__WORK INSTRUCTIONS__.
Leave out every picture, then transcribe the rest of the listing exactly.

┌─ ITEMS

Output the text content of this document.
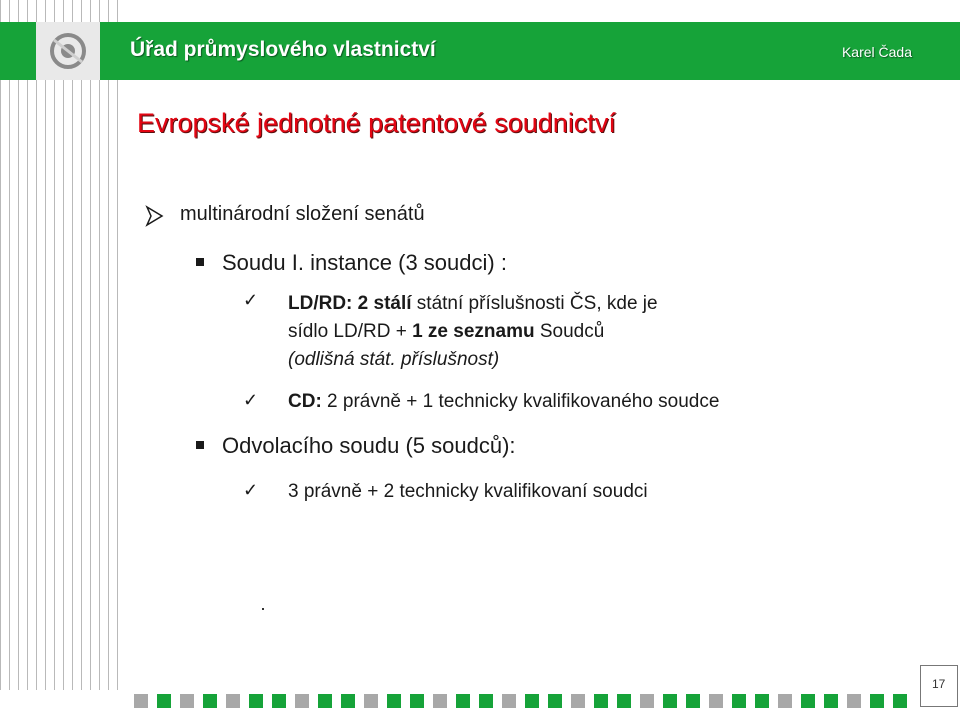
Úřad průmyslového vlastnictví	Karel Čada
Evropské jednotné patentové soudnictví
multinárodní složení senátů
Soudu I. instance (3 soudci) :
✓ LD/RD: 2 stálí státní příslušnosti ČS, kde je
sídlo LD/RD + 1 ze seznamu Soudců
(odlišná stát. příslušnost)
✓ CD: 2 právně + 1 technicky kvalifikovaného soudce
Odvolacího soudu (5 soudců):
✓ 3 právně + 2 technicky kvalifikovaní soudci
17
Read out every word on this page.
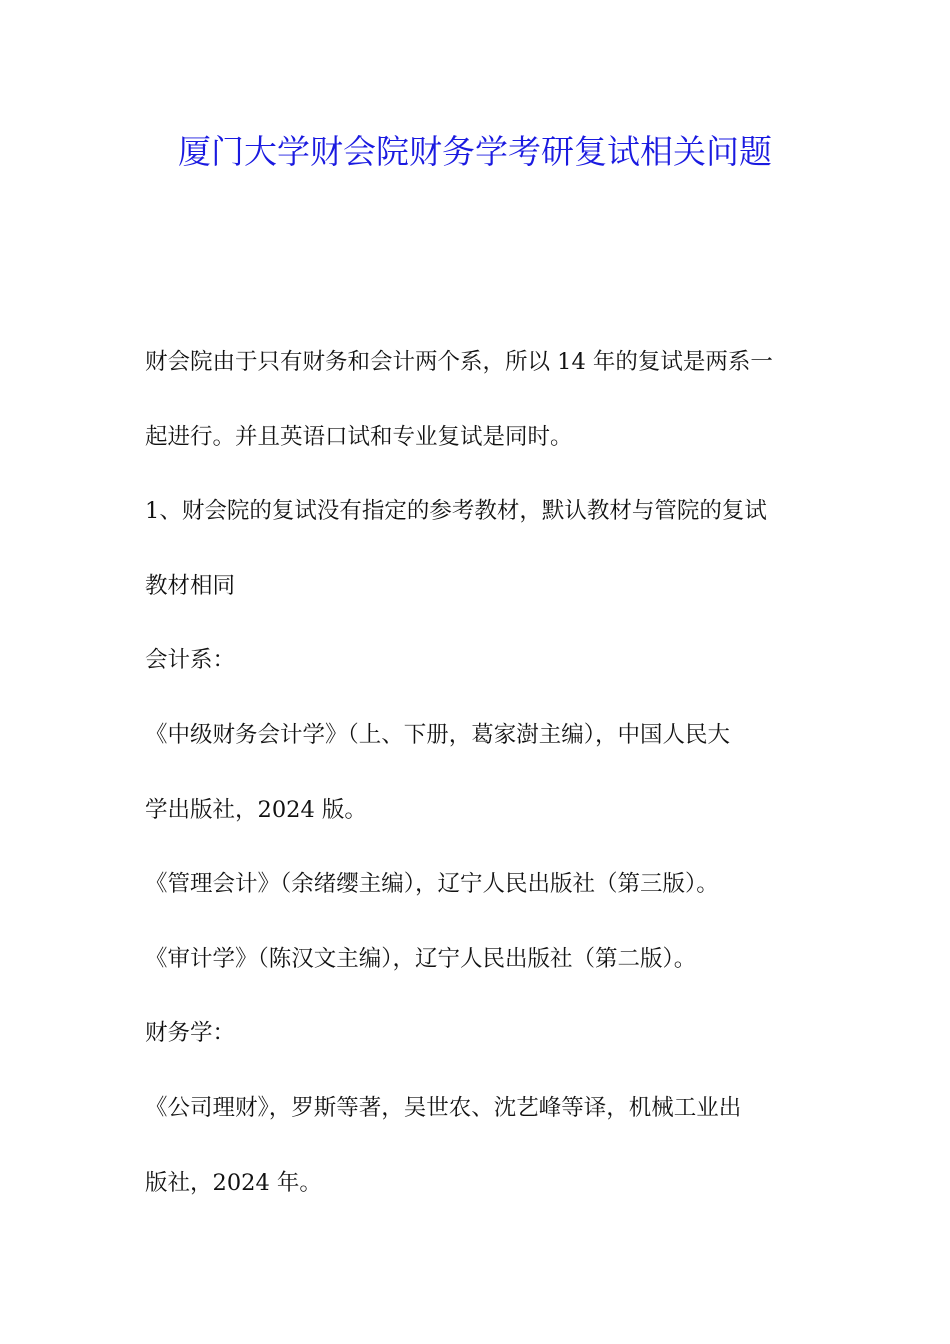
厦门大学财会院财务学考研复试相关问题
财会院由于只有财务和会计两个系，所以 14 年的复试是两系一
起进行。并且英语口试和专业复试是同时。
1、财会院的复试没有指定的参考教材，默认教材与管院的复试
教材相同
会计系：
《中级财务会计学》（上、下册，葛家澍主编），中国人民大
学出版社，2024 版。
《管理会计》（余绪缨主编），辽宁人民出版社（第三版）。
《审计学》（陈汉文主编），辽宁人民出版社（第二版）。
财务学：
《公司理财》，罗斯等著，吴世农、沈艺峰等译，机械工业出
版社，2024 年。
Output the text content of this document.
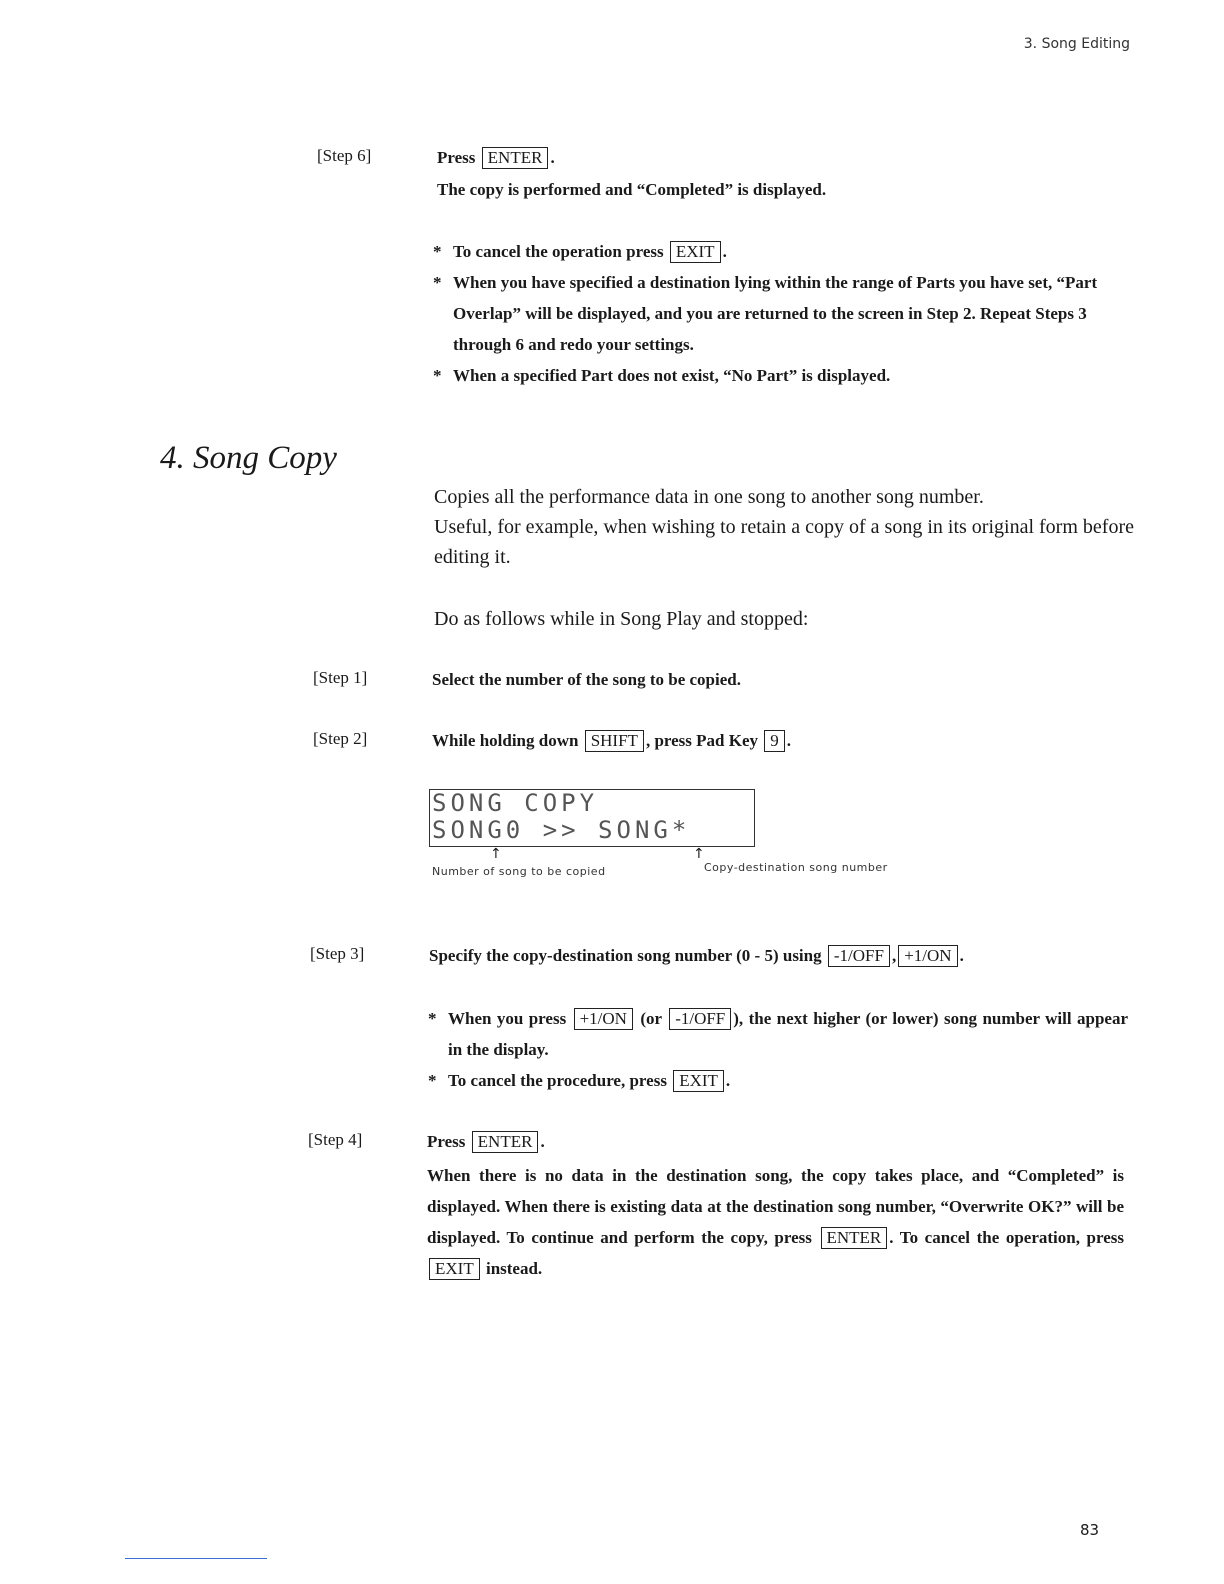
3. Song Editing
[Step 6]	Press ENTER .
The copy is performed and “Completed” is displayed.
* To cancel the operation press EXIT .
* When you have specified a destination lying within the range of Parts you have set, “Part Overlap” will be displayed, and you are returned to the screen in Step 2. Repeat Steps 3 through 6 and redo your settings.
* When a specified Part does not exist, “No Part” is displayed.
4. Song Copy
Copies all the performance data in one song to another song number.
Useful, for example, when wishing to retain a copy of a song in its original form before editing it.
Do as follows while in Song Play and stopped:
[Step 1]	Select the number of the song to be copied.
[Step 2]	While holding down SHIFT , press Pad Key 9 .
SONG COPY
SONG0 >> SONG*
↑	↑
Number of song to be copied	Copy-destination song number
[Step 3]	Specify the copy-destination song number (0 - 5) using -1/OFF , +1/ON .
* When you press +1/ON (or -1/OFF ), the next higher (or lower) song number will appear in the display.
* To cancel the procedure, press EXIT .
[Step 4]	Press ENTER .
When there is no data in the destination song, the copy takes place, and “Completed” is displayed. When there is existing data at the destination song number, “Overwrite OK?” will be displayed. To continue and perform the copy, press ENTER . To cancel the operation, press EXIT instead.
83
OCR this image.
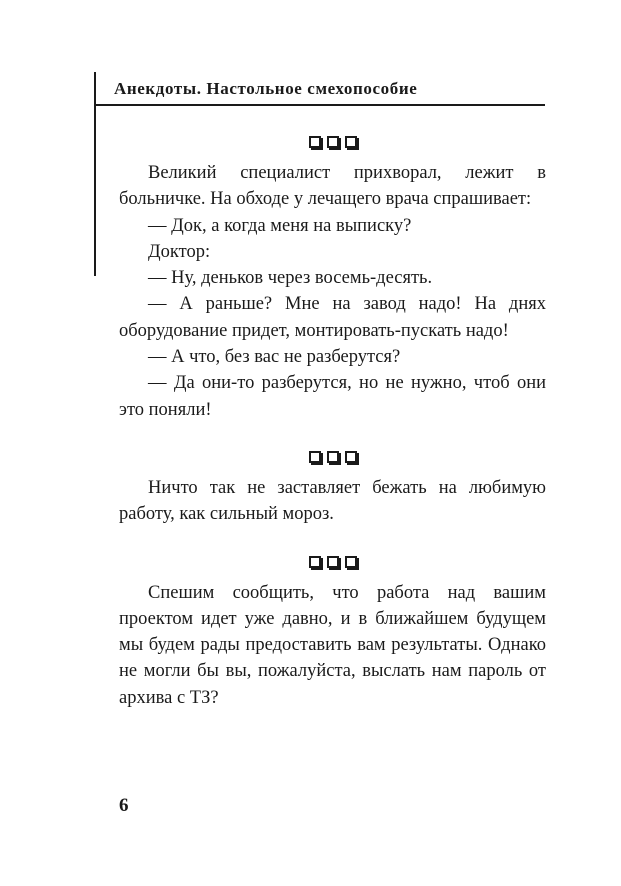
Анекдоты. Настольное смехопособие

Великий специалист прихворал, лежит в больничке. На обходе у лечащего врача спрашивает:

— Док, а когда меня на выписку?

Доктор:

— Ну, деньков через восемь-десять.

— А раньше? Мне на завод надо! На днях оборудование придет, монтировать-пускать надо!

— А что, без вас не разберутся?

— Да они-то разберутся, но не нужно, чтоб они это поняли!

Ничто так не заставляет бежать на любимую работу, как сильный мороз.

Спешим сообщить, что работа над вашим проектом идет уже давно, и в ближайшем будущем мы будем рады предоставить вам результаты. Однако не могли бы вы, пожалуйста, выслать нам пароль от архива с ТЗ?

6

└─

__WORKED SOLUTION__.
Output the text content of this document.
Úřad průmyslového vlastnictví	Karel Čada
Evropské jednotné patentové soudnictví
multinárodní složení senátů
Soudu I. instance (3 soudci) :
✓ LD/RD: 2 stálí státní příslušnosti ČS, kde je
sídlo LD/RD + 1 ze seznamu Soudců
(odlišná stát. příslušnost)
✓ CD: 2 právně + 1 technicky kvalifikovaného soudce
Odvolacího soudu (5 soudců):
✓ 3 právně + 2 technicky kvalifikovaní soudci
17
Read out every word on this page.
厦门大学财会院财务学考研复试相关问题
财会院由于只有财务和会计两个系，所以 14 年的复试是两系一
起进行。并且英语口试和专业复试是同时。
1、财会院的复试没有指定的参考教材，默认教材与管院的复试
教材相同
会计系：
《中级财务会计学》（上、下册，葛家澍主编），中国人民大
学出版社，2024 版。
《管理会计》（余绪缨主编），辽宁人民出版社（第三版）。
《审计学》（陈汉文主编），辽宁人民出版社（第二版）。
财务学：
《公司理财》，罗斯等著，吴世农、沈艺峰等译，机械工业出
版社，2024 年。
Output the text content of this document.
3. Song Editing
[Step 6]	Press ENTER .
The copy is performed and “Completed” is displayed.
* To cancel the operation press EXIT .
* When you have specified a destination lying within the range of Parts you have set, “Part Overlap” will be displayed, and you are returned to the screen in Step 2. Repeat Steps 3 through 6 and redo your settings.
* When a specified Part does not exist, “No Part” is displayed.
4. Song Copy
Copies all the performance data in one song to another song number.
Useful, for example, when wishing to retain a copy of a song in its original form before editing it.
Do as follows while in Song Play and stopped:
[Step 1]	Select the number of the song to be copied.
[Step 2]	While holding down SHIFT , press Pad Key 9 .
SONG COPY
SONG0 >> SONG*
↑	↑
Number of song to be copied	Copy-destination song number
[Step 3]	Specify the copy-destination song number (0 - 5) using -1/OFF , +1/ON .
* When you press +1/ON (or -1/OFF ), the next higher (or lower) song number will appear in the display.
* To cancel the procedure, press EXIT .
[Step 4]	Press ENTER .
When there is no data in the destination song, the copy takes place, and “Completed” is displayed. When there is existing data at the destination song number, “Overwrite OK?” will be displayed. To continue and perform the copy, press ENTER . To cancel the operation, press EXIT instead.
83
OCR this image.
Анекдоты. Настольное смехопособие

Великий специалист прихворал, лежит в больничке. На обходе у лечащего врача спрашивает:

— Док, а когда меня на выписку?

Доктор:

— Ну, деньков через восемь-десять.

— А раньше? Мне на завод надо! На днях оборудование придет, монтировать-пускать надо!

— А что, без вас не разберутся?

— Да они-то разберутся, но не нужно, чтоб они это поняли!

Ничто так не заставляет бежать на любимую работу, как сильный мороз.

Спешим сообщить, что работа над вашим проектом идет уже давно, и в ближайшем будущем мы будем рады предоставить вам результаты. Однако не могли бы вы, пожалуйста, выслать нам пароль от архива с ТЗ?

6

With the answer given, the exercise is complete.